### YOUR TASK
Gather each line in the entries that includes the string "JSON".

### GIVEN ENTRIES
===
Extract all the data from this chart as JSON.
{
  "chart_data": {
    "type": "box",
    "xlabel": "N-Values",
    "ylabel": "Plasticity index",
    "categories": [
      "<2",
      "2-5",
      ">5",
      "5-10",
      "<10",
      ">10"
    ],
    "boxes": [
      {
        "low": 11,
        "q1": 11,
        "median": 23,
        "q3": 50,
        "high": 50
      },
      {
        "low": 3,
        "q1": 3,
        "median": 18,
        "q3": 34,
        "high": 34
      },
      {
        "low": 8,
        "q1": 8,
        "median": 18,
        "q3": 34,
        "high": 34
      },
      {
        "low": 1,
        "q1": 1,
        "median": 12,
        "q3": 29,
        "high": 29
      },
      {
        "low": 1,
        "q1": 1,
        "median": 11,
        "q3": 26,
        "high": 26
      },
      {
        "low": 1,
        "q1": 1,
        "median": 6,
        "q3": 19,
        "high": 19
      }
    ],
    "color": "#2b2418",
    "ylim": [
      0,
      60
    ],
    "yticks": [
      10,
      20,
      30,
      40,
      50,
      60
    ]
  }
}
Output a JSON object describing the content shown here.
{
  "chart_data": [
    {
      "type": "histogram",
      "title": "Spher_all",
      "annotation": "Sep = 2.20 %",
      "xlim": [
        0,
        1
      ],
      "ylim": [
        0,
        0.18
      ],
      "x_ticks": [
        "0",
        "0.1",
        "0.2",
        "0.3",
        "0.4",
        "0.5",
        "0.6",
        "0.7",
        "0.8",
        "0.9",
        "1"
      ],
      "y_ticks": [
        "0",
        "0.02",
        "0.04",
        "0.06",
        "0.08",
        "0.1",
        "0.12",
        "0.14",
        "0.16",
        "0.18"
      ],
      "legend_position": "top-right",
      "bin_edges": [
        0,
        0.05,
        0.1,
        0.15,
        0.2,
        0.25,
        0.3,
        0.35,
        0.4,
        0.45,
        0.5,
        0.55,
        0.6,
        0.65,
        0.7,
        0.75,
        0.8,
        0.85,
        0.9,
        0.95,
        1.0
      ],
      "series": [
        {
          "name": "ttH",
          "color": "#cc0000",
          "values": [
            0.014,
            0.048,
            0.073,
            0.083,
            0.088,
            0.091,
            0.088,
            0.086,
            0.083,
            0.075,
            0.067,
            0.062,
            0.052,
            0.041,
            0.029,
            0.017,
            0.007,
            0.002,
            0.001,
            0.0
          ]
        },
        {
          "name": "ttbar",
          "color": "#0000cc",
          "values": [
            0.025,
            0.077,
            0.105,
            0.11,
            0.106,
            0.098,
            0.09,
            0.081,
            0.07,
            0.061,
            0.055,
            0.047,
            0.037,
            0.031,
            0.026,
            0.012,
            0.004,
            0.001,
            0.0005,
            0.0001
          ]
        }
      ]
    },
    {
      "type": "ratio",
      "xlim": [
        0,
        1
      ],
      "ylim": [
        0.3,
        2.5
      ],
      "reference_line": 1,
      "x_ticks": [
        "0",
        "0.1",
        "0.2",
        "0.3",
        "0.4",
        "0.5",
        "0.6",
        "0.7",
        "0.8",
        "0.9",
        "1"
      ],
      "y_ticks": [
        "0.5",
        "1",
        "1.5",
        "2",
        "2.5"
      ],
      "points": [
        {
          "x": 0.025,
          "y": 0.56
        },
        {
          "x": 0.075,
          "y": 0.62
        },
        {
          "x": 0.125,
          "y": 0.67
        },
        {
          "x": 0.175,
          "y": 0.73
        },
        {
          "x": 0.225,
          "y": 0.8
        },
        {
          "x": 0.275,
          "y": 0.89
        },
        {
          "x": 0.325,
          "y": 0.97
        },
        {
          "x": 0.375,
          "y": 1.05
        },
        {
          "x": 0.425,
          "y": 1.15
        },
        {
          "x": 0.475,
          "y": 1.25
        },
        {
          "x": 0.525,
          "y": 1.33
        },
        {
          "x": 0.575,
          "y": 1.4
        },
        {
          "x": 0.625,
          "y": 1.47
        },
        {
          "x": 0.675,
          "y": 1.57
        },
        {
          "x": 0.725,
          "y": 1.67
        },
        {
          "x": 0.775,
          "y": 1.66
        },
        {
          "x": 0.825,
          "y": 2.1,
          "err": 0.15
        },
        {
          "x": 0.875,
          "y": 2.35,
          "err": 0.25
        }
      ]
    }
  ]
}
===
### RESPONSE
Extract all the data from this chart as JSON.
Output a JSON object describing the content shown here.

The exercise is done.